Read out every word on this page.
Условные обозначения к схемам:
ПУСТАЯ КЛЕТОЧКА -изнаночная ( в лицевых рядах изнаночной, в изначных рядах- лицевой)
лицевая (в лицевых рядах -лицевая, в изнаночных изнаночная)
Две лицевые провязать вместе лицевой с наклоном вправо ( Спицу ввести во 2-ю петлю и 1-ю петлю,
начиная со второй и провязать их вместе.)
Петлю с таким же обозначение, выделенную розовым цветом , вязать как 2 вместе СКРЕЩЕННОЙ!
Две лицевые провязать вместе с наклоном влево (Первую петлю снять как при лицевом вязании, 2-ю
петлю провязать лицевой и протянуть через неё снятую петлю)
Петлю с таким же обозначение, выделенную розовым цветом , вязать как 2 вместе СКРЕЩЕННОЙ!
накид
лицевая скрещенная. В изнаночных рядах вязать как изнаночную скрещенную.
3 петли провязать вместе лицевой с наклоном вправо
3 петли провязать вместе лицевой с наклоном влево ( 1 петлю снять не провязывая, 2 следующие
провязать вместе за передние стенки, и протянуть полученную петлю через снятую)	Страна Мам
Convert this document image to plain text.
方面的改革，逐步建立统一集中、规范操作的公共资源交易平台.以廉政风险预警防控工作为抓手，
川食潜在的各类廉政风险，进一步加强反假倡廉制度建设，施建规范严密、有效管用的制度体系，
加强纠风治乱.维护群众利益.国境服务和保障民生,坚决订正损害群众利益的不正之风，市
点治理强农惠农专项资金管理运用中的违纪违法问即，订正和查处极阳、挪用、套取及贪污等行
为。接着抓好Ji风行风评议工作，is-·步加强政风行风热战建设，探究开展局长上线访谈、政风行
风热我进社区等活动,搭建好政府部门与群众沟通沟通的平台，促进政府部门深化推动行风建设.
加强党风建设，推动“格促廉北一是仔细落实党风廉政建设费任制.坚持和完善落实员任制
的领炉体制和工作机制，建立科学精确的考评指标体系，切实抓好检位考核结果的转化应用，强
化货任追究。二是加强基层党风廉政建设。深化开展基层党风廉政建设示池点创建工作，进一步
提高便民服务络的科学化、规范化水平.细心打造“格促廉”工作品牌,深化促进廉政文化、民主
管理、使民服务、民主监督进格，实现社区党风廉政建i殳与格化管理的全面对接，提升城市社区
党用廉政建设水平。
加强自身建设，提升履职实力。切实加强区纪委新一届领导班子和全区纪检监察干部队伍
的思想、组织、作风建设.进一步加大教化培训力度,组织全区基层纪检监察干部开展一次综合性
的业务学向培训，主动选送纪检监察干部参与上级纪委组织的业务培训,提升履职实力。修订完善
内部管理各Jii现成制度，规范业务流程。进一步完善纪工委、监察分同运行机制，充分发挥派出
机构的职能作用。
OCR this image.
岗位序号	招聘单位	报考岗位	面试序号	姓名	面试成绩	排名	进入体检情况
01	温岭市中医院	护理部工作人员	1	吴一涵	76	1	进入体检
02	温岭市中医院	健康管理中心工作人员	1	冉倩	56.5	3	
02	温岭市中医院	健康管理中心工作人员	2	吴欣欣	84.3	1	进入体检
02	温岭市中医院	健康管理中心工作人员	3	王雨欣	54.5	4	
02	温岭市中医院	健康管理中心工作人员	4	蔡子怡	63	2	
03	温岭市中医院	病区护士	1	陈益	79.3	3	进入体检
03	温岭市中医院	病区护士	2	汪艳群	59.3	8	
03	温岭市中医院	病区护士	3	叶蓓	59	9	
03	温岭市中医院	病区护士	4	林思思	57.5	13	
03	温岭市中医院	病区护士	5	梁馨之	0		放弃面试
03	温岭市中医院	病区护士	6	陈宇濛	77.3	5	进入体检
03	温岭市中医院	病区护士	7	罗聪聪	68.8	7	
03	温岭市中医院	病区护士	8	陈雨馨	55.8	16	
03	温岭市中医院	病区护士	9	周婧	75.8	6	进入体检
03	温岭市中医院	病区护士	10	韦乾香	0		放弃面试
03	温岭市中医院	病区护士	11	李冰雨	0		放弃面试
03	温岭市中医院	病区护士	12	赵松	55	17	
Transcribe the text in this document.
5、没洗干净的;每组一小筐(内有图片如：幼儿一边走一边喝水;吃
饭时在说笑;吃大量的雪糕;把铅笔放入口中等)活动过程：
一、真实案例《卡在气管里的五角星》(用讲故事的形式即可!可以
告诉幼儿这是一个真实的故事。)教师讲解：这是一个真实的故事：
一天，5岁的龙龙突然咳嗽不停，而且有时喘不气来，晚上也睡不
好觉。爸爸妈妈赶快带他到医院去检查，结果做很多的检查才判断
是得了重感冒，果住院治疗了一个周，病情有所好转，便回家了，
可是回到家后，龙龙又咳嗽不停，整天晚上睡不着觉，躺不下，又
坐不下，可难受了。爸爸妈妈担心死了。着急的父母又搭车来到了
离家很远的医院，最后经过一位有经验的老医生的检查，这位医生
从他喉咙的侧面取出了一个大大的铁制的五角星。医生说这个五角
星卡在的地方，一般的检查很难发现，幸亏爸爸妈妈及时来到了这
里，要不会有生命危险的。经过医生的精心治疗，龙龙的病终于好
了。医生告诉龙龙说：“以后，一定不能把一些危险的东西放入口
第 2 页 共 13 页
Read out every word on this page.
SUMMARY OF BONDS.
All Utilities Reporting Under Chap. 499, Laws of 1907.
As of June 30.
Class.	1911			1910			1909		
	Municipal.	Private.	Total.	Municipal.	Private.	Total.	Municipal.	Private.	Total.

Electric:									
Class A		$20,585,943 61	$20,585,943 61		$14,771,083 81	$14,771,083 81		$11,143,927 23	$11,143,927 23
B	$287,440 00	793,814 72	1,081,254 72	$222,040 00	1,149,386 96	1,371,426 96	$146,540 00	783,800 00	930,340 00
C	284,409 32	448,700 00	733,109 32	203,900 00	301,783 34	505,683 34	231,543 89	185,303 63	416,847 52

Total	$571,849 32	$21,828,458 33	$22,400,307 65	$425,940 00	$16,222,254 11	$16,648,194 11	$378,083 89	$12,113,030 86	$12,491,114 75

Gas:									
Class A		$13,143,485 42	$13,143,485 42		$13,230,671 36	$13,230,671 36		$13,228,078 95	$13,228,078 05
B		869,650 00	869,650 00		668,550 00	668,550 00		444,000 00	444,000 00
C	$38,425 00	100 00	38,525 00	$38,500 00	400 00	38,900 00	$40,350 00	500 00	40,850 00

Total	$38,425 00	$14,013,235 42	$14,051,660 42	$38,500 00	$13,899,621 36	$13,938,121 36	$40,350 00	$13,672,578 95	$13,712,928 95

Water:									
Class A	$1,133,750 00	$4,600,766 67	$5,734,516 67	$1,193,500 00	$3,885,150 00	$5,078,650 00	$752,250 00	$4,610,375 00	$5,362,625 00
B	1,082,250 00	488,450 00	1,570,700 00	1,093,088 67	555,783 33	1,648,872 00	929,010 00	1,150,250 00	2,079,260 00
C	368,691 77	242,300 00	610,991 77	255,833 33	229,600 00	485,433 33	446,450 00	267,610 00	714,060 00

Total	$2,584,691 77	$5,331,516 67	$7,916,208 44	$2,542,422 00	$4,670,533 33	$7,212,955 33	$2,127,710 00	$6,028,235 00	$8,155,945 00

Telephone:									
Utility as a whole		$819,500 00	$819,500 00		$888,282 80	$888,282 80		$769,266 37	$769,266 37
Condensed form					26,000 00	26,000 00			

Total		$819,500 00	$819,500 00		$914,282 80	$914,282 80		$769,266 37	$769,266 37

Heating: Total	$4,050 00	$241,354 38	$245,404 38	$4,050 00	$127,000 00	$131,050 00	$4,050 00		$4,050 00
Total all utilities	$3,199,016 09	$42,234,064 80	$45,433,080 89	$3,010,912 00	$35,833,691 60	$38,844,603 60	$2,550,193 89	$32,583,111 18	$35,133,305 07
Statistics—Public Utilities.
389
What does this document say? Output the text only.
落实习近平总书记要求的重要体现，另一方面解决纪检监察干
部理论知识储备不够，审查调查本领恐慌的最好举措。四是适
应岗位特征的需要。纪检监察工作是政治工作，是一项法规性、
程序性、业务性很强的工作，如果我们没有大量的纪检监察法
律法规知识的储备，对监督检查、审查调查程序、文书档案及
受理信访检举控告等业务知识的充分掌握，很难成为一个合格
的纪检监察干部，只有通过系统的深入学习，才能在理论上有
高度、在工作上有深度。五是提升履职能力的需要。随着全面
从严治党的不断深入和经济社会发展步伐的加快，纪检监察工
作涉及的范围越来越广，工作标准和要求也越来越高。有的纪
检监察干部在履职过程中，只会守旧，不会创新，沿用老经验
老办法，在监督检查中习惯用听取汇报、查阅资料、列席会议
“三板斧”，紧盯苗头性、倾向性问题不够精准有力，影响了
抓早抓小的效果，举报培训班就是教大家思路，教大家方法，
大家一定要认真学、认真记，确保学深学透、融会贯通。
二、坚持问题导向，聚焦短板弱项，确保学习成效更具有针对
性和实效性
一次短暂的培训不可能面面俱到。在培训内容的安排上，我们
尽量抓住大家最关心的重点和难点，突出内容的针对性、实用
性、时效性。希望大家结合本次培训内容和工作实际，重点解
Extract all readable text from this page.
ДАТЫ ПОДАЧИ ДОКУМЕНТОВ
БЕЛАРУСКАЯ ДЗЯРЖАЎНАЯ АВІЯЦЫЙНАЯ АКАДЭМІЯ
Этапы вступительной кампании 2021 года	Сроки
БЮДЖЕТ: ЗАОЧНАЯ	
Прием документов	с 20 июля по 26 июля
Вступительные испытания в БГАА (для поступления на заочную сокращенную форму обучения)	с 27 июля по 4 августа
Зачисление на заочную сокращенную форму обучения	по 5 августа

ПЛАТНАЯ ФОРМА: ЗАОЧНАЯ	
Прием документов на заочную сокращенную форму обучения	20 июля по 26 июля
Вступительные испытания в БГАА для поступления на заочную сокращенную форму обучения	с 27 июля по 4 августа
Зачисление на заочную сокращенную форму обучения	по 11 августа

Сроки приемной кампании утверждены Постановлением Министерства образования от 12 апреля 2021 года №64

- INSTRUCTIONS TO FOLLOW: State only how many lines in the material include "提升履职实力".

- SOLUTION TO THIS TASK: 2